[WHAT YOU ARE ASKED TO DO] Search the records below for the word "name" and show every line where it occurs.

(Records from a dataset)
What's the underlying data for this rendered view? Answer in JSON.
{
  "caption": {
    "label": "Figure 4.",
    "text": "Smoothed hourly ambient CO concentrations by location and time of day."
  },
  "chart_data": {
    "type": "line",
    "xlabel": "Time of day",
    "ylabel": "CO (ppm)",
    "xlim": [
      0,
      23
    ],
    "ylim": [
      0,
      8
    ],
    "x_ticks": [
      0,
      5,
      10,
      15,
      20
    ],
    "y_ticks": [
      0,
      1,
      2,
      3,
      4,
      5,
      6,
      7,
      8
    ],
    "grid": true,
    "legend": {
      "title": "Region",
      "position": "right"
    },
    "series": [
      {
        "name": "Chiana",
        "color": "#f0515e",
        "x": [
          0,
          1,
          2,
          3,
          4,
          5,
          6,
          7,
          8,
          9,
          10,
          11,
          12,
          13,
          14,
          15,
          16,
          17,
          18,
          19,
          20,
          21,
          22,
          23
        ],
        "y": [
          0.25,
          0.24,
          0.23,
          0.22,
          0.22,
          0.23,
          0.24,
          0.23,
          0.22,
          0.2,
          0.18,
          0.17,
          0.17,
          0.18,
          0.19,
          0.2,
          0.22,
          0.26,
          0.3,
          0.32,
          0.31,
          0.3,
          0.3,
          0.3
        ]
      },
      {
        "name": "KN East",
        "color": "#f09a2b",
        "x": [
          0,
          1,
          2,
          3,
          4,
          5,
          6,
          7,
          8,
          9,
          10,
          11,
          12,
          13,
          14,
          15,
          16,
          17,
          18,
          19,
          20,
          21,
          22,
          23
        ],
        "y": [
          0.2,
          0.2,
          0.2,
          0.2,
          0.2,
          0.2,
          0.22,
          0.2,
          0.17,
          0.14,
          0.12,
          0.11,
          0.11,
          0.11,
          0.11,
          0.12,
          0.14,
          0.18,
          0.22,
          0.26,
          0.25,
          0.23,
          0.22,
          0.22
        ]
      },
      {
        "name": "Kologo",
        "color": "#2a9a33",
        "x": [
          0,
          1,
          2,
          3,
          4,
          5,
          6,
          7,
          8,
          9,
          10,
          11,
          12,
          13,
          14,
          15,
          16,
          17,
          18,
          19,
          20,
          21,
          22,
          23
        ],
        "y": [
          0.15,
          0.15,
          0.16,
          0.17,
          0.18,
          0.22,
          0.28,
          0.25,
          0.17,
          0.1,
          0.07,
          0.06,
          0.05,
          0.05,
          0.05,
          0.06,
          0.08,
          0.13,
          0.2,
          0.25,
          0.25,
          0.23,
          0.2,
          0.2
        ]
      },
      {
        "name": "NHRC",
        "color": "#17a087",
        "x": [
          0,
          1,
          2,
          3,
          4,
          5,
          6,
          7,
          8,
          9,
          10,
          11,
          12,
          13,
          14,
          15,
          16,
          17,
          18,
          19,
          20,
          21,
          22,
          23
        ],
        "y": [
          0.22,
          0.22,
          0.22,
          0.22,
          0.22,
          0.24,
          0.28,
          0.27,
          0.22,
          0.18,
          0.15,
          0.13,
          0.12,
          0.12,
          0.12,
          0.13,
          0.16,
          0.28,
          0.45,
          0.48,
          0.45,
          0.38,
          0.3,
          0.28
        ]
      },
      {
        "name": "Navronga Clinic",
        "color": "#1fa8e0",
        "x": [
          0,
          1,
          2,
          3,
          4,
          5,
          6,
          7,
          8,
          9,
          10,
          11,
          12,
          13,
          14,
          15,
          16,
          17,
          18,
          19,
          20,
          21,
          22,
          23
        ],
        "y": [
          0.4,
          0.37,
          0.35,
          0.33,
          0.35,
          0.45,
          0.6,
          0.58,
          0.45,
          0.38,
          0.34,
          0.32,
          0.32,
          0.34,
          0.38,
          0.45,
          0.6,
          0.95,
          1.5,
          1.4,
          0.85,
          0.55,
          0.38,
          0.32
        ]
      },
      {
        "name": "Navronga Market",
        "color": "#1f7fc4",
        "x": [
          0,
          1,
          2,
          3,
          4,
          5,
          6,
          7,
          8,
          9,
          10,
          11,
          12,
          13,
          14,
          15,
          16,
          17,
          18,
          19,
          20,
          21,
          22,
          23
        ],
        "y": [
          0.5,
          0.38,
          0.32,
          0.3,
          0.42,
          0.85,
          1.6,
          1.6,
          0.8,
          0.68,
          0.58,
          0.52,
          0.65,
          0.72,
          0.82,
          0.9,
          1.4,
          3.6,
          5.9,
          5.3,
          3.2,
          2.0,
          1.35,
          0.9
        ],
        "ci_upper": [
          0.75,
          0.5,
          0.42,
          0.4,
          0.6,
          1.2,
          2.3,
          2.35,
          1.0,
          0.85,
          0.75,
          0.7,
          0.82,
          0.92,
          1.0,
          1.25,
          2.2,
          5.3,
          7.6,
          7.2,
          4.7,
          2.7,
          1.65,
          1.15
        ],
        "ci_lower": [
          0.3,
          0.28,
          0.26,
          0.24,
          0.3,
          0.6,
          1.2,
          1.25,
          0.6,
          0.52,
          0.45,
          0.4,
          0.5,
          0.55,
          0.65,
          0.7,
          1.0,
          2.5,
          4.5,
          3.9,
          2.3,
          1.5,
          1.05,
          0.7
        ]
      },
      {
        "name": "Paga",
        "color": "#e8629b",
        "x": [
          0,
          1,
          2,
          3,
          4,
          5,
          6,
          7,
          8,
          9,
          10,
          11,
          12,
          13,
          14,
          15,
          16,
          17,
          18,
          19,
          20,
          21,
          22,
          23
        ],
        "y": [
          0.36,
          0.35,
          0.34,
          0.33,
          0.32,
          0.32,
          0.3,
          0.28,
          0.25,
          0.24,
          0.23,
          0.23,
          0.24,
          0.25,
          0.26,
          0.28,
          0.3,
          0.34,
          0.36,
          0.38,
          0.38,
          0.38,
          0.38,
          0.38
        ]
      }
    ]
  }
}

[EXERCISE RESULT]
        "name": "Chiana",
        "name": "KN East",
        "name": "Kologo",
        "name": "NHRC",
        "name": "Navronga Clinic",
        "name": "Navronga Market",
        "name": "Paga",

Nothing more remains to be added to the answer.